++++ Recorded data ++++

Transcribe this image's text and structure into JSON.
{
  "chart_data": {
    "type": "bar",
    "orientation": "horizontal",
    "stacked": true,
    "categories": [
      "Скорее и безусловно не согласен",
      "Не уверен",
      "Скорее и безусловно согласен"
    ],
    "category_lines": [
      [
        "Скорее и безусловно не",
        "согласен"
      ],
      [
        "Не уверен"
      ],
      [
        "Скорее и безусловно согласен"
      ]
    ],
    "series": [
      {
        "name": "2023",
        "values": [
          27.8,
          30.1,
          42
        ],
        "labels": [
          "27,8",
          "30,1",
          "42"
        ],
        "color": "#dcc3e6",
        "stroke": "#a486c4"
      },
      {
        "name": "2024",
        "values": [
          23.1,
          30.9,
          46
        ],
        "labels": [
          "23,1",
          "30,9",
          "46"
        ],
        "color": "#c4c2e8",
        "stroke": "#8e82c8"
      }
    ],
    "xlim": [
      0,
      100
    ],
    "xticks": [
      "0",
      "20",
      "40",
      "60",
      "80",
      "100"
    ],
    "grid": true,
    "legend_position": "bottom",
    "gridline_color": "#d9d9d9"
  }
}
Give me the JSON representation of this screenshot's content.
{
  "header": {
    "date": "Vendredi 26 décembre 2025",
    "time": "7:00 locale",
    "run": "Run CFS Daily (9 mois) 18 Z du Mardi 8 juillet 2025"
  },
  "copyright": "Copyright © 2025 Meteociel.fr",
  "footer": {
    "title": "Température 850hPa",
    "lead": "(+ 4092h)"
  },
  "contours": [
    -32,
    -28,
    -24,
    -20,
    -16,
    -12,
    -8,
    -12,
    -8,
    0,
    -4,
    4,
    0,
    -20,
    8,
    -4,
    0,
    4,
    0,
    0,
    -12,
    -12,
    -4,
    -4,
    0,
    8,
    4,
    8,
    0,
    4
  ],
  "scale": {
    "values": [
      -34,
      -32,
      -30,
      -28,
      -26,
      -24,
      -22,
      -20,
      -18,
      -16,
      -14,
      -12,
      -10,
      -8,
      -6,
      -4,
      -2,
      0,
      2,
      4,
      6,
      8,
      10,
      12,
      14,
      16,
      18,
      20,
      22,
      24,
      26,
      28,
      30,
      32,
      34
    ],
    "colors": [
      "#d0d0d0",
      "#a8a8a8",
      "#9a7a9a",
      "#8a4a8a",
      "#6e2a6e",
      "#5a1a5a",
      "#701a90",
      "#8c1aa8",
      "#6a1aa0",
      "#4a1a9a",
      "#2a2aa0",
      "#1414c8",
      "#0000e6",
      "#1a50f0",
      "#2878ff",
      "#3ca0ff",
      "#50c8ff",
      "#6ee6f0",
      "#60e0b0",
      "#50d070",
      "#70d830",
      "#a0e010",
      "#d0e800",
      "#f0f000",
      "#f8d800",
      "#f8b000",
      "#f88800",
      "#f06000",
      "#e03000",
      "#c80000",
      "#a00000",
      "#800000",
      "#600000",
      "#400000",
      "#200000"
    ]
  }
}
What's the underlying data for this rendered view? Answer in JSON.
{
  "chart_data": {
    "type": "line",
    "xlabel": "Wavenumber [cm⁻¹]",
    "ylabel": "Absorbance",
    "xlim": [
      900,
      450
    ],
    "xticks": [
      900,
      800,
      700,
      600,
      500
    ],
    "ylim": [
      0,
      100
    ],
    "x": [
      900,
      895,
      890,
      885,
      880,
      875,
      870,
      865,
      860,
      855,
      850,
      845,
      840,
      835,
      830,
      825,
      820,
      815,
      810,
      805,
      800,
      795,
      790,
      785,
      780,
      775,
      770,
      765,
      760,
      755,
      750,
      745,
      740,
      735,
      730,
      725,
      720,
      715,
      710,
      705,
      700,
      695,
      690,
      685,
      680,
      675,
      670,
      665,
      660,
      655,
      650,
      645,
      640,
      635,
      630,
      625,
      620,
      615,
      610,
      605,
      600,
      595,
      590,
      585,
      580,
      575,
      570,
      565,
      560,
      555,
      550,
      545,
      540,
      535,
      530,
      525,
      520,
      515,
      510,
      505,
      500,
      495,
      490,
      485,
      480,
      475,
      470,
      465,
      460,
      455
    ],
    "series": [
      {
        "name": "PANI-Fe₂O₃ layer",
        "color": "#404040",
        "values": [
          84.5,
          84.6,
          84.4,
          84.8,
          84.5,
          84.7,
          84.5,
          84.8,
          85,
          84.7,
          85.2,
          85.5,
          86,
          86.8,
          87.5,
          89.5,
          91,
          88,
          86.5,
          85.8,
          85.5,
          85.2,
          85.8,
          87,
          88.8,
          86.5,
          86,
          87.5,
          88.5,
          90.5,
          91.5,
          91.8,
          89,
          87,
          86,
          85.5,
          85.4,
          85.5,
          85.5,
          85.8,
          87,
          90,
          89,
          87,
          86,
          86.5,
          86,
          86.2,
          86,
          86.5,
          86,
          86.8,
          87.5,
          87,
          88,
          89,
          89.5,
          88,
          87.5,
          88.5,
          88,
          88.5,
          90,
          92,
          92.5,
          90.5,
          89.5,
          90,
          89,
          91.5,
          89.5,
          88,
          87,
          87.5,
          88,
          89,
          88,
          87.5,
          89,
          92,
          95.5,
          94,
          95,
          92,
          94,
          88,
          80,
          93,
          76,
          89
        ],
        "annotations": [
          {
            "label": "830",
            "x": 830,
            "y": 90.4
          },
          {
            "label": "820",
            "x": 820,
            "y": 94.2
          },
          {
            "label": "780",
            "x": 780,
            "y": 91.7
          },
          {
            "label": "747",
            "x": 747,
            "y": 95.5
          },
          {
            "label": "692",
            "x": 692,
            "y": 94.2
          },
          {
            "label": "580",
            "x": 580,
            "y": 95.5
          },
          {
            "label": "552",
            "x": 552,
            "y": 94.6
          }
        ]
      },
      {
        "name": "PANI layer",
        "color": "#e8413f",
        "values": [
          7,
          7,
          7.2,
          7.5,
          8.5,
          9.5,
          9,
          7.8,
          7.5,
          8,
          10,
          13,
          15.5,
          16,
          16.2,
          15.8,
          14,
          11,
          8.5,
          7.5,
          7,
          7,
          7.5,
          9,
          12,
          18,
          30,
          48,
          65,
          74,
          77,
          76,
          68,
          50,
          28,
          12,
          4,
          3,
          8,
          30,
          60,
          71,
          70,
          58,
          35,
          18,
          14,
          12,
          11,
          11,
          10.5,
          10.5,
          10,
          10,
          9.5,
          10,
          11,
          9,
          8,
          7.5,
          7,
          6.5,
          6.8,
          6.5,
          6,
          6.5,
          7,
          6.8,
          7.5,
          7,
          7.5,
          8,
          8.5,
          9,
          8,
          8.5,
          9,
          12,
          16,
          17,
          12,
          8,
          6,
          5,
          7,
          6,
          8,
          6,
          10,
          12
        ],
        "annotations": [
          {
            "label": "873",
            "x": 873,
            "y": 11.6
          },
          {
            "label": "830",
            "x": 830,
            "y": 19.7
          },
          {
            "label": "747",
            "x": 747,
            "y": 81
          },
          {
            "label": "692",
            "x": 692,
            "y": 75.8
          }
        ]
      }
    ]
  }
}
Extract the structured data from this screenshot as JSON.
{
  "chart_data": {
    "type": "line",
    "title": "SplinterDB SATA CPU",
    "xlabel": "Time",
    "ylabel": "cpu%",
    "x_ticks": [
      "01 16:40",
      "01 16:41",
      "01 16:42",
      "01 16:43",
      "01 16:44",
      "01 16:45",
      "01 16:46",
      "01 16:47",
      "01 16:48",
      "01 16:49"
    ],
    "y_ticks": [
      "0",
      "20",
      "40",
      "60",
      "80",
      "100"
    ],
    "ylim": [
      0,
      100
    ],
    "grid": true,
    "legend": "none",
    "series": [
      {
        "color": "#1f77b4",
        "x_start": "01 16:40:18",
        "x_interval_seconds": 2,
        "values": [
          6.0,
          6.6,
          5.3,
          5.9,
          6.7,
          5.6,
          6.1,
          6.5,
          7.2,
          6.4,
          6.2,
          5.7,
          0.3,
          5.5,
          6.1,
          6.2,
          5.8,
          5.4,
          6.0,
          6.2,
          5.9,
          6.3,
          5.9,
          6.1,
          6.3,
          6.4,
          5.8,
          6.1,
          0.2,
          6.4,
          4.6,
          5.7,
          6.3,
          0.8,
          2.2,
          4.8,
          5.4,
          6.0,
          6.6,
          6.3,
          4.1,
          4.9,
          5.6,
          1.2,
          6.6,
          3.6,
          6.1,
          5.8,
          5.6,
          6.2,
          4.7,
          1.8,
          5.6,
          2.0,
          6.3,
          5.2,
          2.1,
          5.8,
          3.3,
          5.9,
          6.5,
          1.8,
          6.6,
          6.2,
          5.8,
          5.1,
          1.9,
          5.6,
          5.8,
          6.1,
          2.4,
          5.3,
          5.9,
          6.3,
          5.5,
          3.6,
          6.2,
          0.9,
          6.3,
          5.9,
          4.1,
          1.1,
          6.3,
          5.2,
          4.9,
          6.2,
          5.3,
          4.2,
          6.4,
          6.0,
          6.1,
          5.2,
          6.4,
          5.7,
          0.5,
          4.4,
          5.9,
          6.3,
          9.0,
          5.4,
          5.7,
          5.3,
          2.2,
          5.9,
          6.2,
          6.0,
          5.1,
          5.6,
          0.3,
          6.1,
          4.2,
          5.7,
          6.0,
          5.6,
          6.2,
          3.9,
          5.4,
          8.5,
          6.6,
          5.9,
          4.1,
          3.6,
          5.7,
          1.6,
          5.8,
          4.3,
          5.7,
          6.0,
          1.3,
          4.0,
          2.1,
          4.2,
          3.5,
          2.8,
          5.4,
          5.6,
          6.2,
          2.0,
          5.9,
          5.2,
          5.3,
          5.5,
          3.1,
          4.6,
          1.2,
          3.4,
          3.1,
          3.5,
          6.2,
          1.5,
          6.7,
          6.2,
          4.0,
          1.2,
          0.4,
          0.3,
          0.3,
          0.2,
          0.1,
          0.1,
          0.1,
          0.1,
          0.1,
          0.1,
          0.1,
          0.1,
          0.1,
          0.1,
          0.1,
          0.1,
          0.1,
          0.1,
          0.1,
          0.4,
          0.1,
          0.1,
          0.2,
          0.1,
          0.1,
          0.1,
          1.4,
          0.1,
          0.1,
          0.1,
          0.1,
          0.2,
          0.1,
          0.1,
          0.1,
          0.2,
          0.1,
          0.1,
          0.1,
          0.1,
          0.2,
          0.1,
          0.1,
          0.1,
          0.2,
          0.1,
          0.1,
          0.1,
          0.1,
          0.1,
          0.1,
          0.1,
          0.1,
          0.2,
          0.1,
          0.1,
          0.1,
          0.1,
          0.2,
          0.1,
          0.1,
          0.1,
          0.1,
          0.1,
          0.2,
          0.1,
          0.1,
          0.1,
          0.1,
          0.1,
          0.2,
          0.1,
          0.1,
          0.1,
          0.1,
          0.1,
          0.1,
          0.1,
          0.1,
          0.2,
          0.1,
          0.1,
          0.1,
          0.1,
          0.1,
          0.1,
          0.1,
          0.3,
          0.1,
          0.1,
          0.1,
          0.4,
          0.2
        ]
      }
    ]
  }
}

++++

» Task: From the entries above, extract each line containing "name".

» Complete output:
        "name": "2023",
        "name": "2024",
        "name": "PANI-Fe₂O₃ layer",
        "name": "PANI layer",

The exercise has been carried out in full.